▶ EXTRACTED TEXT
Proposed railway station in Wales

West Wales Parkway (Parcffordd Gorllewin Cymru; also proposed as Swansea North; Gogledd Abertawe and Parc Felindre) is a proposed railway station north of Swansea, near to the boundaries of the neighbouring principal area of Carmarthenshire, and the villages of Felindre and Llangyfelach. The station is proposed to be situated at the former Felindre steelworks, near Junction 46 of the M4 and A48, and near Felindre Business Park and Penllergaer Business Park. The project is in the planning stages, as part of a wider Department for Transport proposal to re-open the Swansea District line to passenger traffic.

== Origins ==

Swansea has long been without high speed rail services due to extensive speed limits on the Swansea Loop and Bridgend to Swansea line, set at 40 mph (65 km/h) and 75 mph (120 km/h) respectively.

A number of experts have debated solutions for rail travel in the area, including Professor Mark Barry of Cardiff University. As part of a project commissioned by the Welsh Government, Barry has argued for either a service via the (currently freight-only) Swansea District Line, or the construction of a new line from Baglan to Swansea via the Swansea Bay coast, with a tram-train extension to The Mumbles mirroring the historic tramway which opened in 1807, the first passenger railway in the world.

▶ WHAT THIS EXERCISE ASKS
1 - Switch "steelworks" to "ironworks" and reproduce the stretch of the West Wales Parkway text from "Proposed railway station in" through "(120 km/h) respectively.".
2 - According to the West Wales Parkway text, what is the speed limit on the Swansea Loop?
3 - Could you condense the paragraph of the West Wales Parkway text beginning "A number of experts" into a short bulleted list that keeps its main facts?
These records have no connection to the West Wales Parkway text.

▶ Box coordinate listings
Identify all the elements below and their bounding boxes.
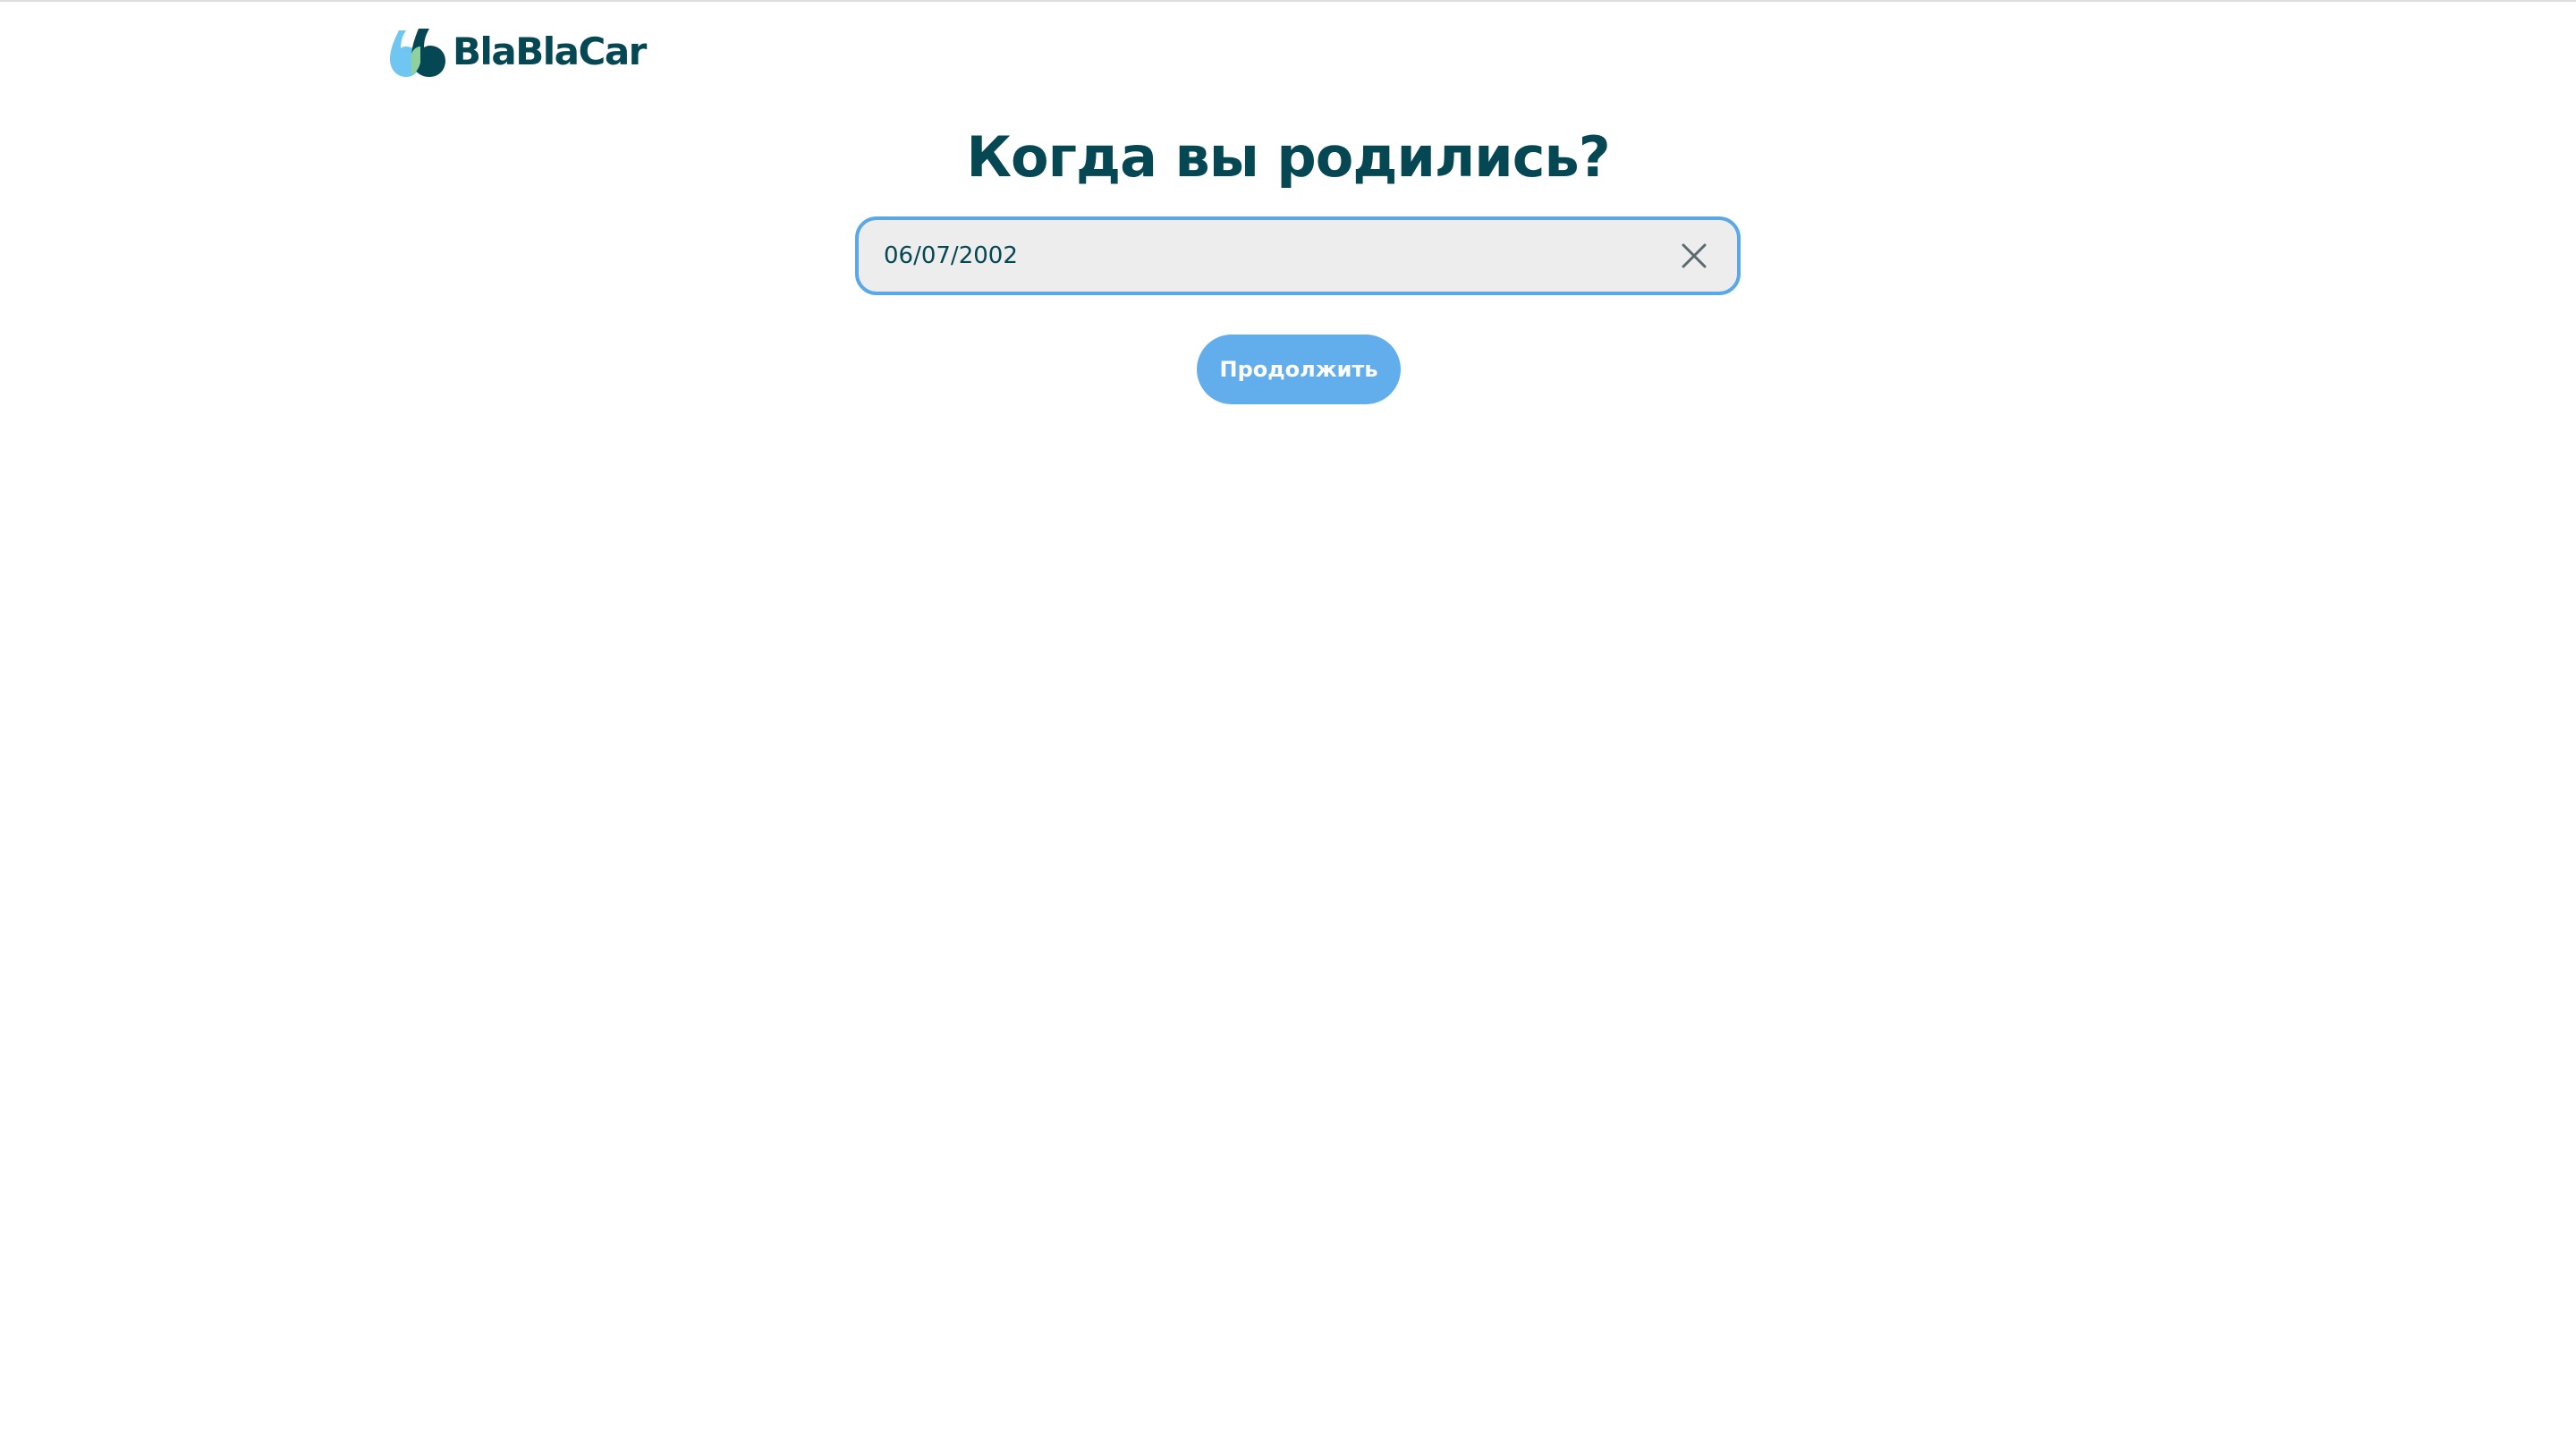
page-title: Когда вы родились? (966, 124, 1610, 190)
close-icon (1682, 243, 1707, 268)
logo-wordmark: BlaBlaCar (453, 30, 647, 73)
logo-link[interactable]: BlaBlaCar (390, 27, 647, 77)
blablacar-logo-icon (390, 29, 445, 77)
clear-button[interactable] (1673, 234, 1716, 277)
birthdate-field[interactable] (855, 216, 1741, 295)
birthdate-input[interactable] (884, 220, 1673, 292)
continue-button[interactable]: Продолжить (1197, 335, 1401, 404)
top-divider (0, 0, 2576, 2)
site-header: BlaBlaCar (390, 25, 647, 79)
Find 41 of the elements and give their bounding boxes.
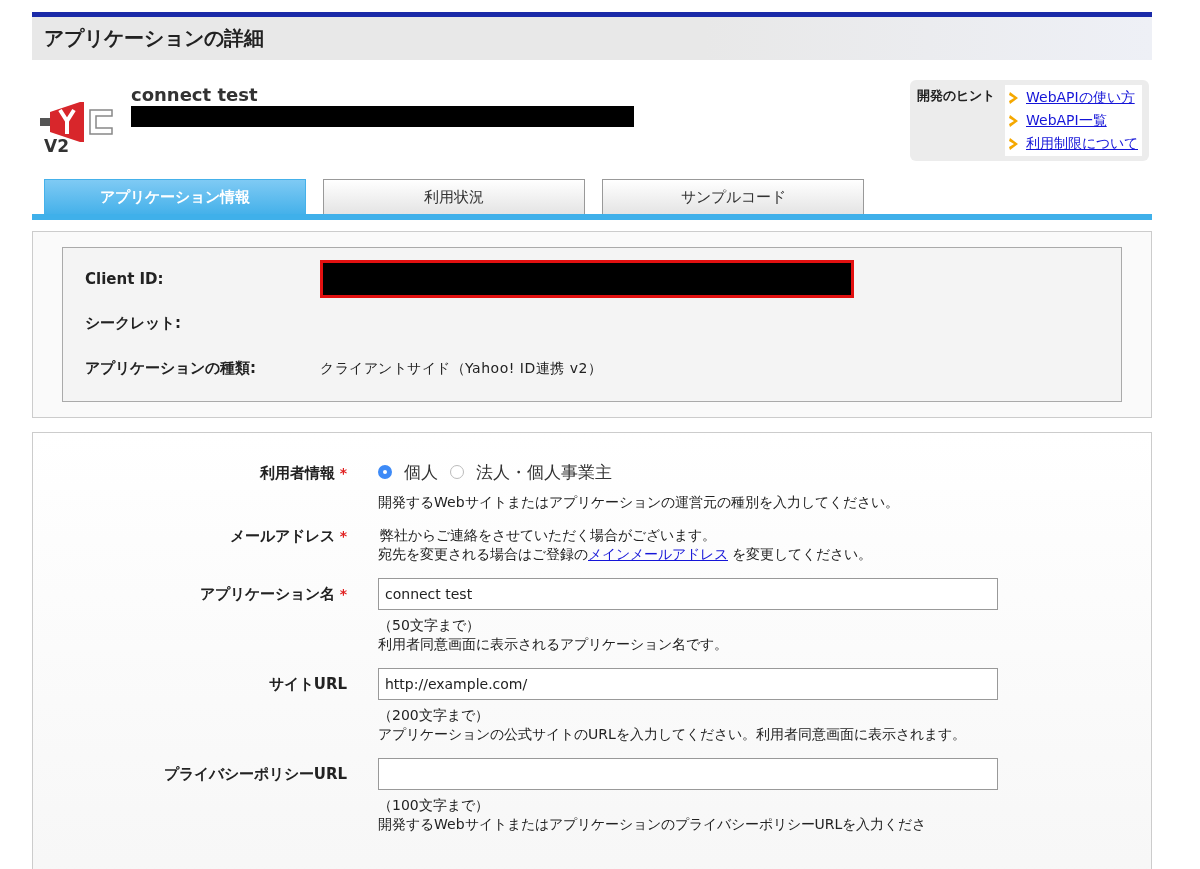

▶ RESPONSES TO THE EXERCISE
1 -
Proposed railway station in Wales

West Wales Parkway (Parcffordd Gorllewin Cymru; also proposed as Swansea North; Gogledd Abertawe and Parc Felindre) is a proposed railway station north of Swansea, near to the boundaries of the neighbouring principal area of Carmarthenshire, and the villages of Felindre and Llangyfelach. The station is proposed to be situated at the former Felindre ironworks, near Junction 46 of the M4 and A48, and near Felindre Business Park and Penllergaer Business Park. The project is in the planning stages, as part of a wider Department for Transport proposal to re-open the Swansea District line to passenger traffic.

== Origins ==

Swansea has long been without high speed rail services due to extensive speed limits on the Swansea Loop and Bridgend to Swansea line, set at 40 mph (65 km/h) and 75 mph (120 km/h) respectively.

2 - 40 mph (65 km/h)

3 -
- Experts, including Professor Mark Barry of Cardiff University, have debated solutions for rail travel in the area.
- In a project commissioned by the Welsh Government, Barry argued for one of two options. The first is a service via the currently freight-only Swansea District Line. The second is a new line from Baglan to Swansea along the Swansea Bay coast.
- The coastal option would include a tram-train extension to The Mumbles. It would mirror the historic tramway opened in 1807, the world's first passenger railway.